Exercise
Locate all lines in the data below that hold "Percentil" and show them.

Records supplied
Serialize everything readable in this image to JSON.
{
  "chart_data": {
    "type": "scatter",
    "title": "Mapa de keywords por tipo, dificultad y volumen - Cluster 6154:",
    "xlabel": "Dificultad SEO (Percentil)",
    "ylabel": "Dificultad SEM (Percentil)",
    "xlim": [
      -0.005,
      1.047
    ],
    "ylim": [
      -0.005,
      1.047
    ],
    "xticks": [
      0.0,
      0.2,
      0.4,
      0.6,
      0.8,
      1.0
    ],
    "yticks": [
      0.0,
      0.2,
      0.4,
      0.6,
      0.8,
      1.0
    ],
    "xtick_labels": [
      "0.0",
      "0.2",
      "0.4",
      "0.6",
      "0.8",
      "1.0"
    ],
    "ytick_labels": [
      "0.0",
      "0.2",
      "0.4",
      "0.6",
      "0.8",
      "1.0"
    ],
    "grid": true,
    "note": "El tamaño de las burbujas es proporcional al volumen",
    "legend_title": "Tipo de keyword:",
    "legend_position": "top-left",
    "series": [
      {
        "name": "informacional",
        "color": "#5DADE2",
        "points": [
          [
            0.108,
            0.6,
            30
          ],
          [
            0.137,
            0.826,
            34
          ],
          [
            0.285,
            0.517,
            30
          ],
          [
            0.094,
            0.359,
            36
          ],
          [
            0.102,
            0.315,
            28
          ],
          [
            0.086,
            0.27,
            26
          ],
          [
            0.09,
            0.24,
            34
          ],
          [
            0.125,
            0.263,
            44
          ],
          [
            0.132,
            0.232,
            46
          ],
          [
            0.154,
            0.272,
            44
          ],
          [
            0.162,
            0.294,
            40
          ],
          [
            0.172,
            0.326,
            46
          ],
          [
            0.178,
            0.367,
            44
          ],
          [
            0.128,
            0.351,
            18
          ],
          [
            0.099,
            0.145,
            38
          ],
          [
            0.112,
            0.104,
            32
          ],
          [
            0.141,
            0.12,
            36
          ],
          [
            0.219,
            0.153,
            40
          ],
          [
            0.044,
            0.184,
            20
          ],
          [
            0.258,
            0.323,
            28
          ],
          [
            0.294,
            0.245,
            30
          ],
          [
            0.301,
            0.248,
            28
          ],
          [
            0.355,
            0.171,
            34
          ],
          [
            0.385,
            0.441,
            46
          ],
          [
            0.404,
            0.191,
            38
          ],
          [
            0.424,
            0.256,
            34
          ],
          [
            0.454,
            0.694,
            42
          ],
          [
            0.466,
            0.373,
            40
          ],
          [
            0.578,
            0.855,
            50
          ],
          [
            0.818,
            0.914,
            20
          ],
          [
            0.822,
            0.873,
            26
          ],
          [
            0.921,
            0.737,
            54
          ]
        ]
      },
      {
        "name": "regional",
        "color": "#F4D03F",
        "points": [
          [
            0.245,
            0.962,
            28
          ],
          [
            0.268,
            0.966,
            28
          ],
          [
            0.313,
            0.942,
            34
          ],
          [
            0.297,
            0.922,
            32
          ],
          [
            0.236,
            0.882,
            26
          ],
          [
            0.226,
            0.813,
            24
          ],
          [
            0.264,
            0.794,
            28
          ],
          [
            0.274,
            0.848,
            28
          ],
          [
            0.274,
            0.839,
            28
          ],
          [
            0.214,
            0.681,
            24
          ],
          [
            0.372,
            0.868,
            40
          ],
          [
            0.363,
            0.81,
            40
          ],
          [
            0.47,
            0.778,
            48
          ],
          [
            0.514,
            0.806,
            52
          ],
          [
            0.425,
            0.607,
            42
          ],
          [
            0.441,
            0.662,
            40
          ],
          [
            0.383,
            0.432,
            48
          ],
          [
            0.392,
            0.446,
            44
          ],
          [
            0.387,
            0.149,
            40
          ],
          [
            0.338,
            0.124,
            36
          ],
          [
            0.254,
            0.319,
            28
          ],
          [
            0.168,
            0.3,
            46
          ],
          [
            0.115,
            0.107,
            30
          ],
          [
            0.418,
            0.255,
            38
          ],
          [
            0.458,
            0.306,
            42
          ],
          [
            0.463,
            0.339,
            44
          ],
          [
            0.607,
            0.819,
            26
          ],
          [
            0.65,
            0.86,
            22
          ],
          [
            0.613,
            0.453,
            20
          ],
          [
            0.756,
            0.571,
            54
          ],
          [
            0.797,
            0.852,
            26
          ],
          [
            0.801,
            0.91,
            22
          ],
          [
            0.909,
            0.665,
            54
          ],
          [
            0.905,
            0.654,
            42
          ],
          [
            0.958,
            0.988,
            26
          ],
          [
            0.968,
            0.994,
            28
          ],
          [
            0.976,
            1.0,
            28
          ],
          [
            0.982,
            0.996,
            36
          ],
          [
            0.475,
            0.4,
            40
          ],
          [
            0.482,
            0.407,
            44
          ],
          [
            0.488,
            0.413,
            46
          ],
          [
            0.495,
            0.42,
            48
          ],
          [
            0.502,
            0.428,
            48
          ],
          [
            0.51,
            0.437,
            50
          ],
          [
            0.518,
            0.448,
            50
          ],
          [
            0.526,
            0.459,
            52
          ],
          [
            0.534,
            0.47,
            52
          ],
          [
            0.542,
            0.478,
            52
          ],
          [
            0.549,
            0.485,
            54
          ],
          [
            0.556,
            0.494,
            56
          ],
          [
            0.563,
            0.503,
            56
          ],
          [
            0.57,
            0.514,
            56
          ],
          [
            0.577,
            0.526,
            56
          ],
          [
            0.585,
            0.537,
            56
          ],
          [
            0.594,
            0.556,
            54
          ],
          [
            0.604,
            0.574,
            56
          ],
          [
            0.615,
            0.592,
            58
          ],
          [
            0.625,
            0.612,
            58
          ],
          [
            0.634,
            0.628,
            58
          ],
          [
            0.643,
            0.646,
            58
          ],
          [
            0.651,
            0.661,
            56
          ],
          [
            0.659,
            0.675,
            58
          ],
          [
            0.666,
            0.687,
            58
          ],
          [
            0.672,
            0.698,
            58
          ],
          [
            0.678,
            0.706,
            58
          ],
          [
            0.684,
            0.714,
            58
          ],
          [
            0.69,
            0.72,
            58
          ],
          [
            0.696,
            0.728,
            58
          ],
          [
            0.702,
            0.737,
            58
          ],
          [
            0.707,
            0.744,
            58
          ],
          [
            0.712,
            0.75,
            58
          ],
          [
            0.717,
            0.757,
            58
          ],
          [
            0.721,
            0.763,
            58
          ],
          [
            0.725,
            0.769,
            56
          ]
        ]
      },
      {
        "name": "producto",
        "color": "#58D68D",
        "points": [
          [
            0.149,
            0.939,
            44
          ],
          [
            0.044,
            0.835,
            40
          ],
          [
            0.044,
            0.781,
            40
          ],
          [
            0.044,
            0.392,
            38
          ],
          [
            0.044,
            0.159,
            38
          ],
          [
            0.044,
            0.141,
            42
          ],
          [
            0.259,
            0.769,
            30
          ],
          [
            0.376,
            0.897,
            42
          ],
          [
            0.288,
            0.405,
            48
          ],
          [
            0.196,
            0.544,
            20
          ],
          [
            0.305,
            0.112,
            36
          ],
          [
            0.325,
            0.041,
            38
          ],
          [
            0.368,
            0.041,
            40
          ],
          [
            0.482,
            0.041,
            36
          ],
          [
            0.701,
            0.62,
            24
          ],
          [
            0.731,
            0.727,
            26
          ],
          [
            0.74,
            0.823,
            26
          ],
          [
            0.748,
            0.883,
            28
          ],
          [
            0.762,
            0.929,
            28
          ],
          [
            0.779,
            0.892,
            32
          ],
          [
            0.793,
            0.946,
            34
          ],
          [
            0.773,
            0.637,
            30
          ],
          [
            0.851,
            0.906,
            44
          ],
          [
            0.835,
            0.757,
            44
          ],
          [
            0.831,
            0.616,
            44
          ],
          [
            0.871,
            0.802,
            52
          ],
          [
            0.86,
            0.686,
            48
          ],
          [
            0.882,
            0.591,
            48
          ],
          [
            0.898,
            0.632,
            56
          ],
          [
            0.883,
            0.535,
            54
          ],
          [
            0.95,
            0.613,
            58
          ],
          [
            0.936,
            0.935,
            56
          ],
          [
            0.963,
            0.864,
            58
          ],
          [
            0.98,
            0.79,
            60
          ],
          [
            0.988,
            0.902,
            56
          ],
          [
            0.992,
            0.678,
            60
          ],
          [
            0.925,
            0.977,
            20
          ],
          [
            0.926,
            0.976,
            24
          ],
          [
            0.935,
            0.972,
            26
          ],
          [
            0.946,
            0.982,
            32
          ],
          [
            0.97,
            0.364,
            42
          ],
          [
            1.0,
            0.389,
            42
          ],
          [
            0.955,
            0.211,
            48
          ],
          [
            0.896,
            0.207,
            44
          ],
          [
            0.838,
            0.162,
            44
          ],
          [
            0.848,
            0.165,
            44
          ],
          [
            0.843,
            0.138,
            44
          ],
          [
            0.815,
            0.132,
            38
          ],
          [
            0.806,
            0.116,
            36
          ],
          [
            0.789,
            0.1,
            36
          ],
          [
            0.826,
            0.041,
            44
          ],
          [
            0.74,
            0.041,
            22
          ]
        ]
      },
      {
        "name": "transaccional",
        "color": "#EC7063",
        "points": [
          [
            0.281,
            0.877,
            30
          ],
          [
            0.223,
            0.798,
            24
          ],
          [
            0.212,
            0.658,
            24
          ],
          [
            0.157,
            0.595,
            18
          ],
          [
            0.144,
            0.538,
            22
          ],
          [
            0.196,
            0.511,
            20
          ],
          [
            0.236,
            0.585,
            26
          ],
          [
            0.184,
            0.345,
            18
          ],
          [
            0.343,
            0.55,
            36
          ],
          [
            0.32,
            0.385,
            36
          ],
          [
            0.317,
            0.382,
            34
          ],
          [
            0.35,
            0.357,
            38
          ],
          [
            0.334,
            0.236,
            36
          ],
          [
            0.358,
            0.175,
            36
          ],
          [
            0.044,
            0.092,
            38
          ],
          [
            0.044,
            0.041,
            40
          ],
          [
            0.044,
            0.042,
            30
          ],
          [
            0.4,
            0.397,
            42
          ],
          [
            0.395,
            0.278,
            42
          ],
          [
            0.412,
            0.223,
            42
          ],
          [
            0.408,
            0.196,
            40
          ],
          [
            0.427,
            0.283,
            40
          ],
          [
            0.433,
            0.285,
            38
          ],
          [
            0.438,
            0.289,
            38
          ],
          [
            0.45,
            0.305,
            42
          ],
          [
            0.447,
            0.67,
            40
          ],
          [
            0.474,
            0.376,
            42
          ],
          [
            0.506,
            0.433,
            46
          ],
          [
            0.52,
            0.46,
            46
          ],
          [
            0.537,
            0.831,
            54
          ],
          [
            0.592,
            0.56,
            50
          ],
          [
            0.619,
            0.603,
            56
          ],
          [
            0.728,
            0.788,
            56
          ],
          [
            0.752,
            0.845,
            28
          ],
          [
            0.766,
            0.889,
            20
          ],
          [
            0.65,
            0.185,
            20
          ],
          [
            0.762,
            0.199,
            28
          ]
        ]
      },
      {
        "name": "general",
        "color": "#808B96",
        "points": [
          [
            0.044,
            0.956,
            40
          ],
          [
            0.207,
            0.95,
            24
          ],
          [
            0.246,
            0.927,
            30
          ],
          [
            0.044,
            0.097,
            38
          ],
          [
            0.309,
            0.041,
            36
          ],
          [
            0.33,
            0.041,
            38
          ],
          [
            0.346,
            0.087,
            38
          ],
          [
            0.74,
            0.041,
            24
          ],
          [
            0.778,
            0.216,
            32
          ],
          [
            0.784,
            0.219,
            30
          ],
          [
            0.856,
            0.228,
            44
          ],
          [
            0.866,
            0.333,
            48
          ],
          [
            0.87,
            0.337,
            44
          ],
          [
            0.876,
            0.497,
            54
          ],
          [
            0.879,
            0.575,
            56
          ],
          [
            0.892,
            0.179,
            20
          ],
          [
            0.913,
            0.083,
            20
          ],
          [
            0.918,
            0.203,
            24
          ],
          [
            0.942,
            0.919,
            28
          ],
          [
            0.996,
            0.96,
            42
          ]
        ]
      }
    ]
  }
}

Final result
    "xlabel": "Dificultad SEO (Percentil)",
    "ylabel": "Dificultad SEM (Percentil)",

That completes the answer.